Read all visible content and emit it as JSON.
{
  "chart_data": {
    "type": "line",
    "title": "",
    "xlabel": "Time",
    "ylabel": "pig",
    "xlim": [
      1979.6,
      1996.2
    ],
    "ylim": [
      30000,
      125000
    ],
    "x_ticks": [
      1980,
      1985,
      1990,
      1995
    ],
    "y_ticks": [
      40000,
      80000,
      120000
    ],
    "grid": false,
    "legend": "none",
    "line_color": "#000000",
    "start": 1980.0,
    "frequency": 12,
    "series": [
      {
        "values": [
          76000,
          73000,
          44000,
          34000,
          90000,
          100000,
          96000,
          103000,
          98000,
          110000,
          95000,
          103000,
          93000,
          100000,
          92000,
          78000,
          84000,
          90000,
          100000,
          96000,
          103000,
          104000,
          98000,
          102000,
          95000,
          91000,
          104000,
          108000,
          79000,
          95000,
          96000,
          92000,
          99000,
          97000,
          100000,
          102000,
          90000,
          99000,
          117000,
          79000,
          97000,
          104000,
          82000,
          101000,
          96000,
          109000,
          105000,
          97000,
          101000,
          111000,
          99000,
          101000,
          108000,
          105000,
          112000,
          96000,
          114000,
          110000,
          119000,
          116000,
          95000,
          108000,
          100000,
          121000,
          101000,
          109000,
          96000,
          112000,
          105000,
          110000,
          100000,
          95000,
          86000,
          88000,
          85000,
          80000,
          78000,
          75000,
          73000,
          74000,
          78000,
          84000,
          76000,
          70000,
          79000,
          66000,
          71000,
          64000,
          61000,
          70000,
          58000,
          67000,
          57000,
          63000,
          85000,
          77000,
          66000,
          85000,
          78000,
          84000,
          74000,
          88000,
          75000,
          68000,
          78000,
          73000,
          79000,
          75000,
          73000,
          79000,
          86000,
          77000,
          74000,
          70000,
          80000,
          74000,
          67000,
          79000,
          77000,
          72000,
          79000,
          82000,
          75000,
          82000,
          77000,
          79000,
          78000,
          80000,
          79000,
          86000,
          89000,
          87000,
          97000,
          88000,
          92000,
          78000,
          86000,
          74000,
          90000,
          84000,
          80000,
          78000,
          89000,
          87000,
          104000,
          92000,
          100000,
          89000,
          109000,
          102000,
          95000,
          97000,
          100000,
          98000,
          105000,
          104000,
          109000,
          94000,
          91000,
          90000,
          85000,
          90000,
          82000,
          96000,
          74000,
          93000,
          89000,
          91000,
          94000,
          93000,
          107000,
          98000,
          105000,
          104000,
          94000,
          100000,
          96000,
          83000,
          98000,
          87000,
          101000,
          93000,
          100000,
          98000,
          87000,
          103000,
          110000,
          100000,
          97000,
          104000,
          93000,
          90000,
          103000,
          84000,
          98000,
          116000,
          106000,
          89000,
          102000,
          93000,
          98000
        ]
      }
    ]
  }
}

• _Exercise instructions_
Make a verbatim copy of every entry shown above.

• _Written response_
Read all visible content and emit it as JSON.
{
  "chart_data": {
    "type": "line",
    "title": "",
    "xlabel": "Time",
    "ylabel": "pig",
    "xlim": [
      1979.6,
      1996.2
    ],
    "ylim": [
      30000,
      125000
    ],
    "x_ticks": [
      1980,
      1985,
      1990,
      1995
    ],
    "y_ticks": [
      40000,
      80000,
      120000
    ],
    "grid": false,
    "legend": "none",
    "line_color": "#000000",
    "start": 1980.0,
    "frequency": 12,
    "series": [
      {
        "values": [
          76000,
          73000,
          44000,
          34000,
          90000,
          100000,
          96000,
          103000,
          98000,
          110000,
          95000,
          103000,
          93000,
          100000,
          92000,
          78000,
          84000,
          90000,
          100000,
          96000,
          103000,
          104000,
          98000,
          102000,
          95000,
          91000,
          104000,
          108000,
          79000,
          95000,
          96000,
          92000,
          99000,
          97000,
          100000,
          102000,
          90000,
          99000,
          117000,
          79000,
          97000,
          104000,
          82000,
          101000,
          96000,
          109000,
          105000,
          97000,
          101000,
          111000,
          99000,
          101000,
          108000,
          105000,
          112000,
          96000,
          114000,
          110000,
          119000,
          116000,
          95000,
          108000,
          100000,
          121000,
          101000,
          109000,
          96000,
          112000,
          105000,
          110000,
          100000,
          95000,
          86000,
          88000,
          85000,
          80000,
          78000,
          75000,
          73000,
          74000,
          78000,
          84000,
          76000,
          70000,
          79000,
          66000,
          71000,
          64000,
          61000,
          70000,
          58000,
          67000,
          57000,
          63000,
          85000,
          77000,
          66000,
          85000,
          78000,
          84000,
          74000,
          88000,
          75000,
          68000,
          78000,
          73000,
          79000,
          75000,
          73000,
          79000,
          86000,
          77000,
          74000,
          70000,
          80000,
          74000,
          67000,
          79000,
          77000,
          72000,
          79000,
          82000,
          75000,
          82000,
          77000,
          79000,
          78000,
          80000,
          79000,
          86000,
          89000,
          87000,
          97000,
          88000,
          92000,
          78000,
          86000,
          74000,
          90000,
          84000,
          80000,
          78000,
          89000,
          87000,
          104000,
          92000,
          100000,
          89000,
          109000,
          102000,
          95000,
          97000,
          100000,
          98000,
          105000,
          104000,
          109000,
          94000,
          91000,
          90000,
          85000,
          90000,
          82000,
          96000,
          74000,
          93000,
          89000,
          91000,
          94000,
          93000,
          107000,
          98000,
          105000,
          104000,
          94000,
          100000,
          96000,
          83000,
          98000,
          87000,
          101000,
          93000,
          100000,
          98000,
          87000,
          103000,
          110000,
          100000,
          97000,
          104000,
          93000,
          90000,
          103000,
          84000,
          98000,
          116000,
          106000,
          89000,
          102000,
          93000,
          98000
        ]
      }
    ]
  }
}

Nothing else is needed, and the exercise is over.